**WHAT THE TASK ASKS:**
Find how many lines contain the word "Energy" and state that number alone.

**Records excerpted from a collection:**
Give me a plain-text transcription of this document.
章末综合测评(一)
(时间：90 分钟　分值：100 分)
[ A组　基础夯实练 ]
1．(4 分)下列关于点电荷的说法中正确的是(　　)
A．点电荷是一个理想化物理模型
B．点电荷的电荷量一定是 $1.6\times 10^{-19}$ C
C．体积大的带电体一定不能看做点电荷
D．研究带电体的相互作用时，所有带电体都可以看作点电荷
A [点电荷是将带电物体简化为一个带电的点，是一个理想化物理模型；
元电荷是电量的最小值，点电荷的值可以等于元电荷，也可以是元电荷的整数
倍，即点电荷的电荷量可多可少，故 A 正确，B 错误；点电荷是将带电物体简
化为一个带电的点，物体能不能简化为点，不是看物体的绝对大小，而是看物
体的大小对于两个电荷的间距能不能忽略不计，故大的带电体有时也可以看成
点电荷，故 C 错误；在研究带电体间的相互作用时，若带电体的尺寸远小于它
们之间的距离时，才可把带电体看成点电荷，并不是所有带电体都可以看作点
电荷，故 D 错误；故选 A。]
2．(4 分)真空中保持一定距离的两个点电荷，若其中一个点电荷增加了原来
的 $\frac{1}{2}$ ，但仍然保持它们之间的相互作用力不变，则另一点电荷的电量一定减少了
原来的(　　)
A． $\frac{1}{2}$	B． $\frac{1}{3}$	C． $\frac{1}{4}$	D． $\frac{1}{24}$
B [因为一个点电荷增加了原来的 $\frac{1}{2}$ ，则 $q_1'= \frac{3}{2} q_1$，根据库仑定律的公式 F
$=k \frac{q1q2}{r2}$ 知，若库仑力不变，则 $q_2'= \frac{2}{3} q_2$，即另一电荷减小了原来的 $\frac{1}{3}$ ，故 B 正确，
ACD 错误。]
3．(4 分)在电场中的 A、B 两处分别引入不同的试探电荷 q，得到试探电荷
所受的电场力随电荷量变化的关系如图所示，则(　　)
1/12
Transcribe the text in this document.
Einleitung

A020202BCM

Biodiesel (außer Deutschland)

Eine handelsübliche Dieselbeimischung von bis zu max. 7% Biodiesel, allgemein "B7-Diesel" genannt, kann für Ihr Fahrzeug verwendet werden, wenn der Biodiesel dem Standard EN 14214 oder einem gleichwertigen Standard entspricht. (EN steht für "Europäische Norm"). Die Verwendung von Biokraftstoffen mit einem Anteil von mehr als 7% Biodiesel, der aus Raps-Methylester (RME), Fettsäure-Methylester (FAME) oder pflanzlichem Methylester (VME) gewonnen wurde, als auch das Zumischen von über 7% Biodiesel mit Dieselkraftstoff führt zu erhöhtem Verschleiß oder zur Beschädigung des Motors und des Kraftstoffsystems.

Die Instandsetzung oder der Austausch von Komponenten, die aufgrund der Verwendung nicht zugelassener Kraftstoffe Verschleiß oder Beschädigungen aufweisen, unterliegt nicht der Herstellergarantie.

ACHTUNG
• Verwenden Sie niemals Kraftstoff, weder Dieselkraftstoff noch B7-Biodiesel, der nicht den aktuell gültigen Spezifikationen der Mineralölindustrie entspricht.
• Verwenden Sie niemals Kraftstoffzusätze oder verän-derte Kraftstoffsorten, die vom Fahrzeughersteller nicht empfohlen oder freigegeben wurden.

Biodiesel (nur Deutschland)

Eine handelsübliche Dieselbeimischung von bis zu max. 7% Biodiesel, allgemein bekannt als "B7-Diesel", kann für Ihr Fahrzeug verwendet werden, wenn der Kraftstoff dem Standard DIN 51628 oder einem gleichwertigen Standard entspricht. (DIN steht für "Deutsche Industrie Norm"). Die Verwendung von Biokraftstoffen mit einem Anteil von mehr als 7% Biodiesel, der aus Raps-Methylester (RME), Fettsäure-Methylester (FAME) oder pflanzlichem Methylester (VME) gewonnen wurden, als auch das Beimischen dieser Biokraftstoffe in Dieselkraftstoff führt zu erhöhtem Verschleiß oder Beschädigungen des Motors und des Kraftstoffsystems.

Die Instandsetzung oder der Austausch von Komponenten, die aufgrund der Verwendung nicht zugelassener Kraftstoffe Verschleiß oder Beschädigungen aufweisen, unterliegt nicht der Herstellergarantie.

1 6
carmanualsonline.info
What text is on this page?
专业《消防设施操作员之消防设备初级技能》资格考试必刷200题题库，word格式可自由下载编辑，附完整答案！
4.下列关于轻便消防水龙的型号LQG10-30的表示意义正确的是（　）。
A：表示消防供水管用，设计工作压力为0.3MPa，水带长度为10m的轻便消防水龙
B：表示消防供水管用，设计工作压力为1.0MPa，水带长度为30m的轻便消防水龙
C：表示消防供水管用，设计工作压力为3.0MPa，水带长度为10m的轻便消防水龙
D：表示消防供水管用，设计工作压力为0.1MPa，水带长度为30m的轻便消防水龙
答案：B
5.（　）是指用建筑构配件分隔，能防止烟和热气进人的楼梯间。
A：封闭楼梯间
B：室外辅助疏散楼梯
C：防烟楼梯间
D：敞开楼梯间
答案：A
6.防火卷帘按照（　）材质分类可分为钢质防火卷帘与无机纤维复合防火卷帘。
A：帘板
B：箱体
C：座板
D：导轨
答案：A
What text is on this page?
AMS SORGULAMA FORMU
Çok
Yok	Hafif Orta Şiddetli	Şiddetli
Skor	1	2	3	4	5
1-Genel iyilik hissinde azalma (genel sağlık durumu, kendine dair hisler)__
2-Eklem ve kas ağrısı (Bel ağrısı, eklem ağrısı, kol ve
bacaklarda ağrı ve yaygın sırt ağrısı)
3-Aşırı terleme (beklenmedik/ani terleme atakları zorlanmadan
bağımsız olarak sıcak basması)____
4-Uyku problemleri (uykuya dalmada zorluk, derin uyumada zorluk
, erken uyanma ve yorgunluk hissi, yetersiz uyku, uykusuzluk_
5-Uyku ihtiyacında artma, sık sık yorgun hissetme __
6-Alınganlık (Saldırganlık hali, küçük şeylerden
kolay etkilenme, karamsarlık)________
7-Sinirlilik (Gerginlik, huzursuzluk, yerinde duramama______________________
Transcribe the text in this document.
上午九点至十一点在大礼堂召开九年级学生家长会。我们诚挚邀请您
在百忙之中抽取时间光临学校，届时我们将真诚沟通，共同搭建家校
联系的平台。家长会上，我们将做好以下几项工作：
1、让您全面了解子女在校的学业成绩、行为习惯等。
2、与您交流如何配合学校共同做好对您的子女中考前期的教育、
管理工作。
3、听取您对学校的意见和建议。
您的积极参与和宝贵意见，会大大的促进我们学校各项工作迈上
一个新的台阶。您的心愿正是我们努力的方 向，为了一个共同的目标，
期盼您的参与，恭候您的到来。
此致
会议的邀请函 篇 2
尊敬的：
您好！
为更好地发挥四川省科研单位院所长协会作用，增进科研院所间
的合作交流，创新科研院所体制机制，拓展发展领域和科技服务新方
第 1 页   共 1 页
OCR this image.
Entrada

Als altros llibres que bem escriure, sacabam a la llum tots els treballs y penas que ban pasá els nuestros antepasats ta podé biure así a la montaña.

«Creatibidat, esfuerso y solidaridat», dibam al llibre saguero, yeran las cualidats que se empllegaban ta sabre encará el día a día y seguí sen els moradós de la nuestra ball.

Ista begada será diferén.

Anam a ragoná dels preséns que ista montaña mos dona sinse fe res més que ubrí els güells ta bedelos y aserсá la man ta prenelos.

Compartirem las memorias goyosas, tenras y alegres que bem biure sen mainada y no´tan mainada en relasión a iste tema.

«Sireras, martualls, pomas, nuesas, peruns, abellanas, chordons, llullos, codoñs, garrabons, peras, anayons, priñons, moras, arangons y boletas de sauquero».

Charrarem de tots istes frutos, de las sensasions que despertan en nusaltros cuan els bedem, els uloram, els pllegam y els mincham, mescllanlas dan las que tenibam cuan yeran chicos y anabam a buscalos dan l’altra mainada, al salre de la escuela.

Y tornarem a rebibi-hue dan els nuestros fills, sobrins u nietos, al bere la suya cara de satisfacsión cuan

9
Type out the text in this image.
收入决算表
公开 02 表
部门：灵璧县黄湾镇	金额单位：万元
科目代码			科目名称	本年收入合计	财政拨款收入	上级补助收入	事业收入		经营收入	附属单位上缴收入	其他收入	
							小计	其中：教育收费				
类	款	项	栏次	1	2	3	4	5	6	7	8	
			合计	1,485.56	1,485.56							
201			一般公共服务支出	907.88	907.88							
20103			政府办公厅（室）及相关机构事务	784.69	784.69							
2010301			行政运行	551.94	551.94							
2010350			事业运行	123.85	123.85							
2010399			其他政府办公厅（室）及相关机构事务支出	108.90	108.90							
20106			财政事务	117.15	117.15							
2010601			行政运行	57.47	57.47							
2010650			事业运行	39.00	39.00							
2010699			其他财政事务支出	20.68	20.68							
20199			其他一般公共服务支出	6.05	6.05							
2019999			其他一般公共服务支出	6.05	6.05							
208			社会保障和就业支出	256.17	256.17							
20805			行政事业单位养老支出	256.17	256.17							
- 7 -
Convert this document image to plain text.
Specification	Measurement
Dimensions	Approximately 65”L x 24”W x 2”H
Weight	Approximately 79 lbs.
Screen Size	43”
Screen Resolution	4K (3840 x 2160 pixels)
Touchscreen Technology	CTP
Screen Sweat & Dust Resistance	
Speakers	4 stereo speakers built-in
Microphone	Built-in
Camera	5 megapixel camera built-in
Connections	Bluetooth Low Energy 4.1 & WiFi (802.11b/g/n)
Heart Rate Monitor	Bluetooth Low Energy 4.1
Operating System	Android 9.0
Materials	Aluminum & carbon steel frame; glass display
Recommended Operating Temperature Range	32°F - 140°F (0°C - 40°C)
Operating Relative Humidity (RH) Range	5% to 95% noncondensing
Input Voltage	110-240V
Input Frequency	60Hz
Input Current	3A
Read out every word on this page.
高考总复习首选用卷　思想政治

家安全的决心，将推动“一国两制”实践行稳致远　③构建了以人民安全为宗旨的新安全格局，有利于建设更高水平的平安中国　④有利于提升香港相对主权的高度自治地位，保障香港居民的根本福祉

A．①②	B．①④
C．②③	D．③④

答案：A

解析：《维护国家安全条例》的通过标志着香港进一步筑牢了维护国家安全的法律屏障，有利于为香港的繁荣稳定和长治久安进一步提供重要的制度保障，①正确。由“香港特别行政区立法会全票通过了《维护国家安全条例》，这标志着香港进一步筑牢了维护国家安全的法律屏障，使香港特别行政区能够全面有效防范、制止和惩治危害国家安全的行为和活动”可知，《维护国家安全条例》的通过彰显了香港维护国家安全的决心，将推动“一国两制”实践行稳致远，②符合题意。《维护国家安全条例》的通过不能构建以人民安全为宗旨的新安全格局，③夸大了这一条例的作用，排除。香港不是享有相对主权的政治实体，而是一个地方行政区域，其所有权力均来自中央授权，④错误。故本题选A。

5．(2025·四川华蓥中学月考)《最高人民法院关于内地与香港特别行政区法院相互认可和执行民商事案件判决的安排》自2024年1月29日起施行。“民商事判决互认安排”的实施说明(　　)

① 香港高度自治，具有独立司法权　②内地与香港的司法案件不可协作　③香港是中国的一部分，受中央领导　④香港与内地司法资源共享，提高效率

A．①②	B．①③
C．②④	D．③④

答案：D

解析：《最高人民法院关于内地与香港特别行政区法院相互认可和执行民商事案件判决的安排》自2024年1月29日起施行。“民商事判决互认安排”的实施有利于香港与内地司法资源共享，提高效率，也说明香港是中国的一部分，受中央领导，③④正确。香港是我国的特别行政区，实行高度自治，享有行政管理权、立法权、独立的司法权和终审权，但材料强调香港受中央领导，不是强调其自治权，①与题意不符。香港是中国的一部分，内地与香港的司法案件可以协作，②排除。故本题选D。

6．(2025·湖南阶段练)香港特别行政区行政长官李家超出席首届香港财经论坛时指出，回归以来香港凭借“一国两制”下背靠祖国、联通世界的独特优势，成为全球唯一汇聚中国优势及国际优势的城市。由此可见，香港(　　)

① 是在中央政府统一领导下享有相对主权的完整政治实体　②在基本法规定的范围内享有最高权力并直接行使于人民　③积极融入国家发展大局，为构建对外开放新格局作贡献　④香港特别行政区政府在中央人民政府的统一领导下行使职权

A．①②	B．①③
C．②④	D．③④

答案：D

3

**IN RESPONSE:**
2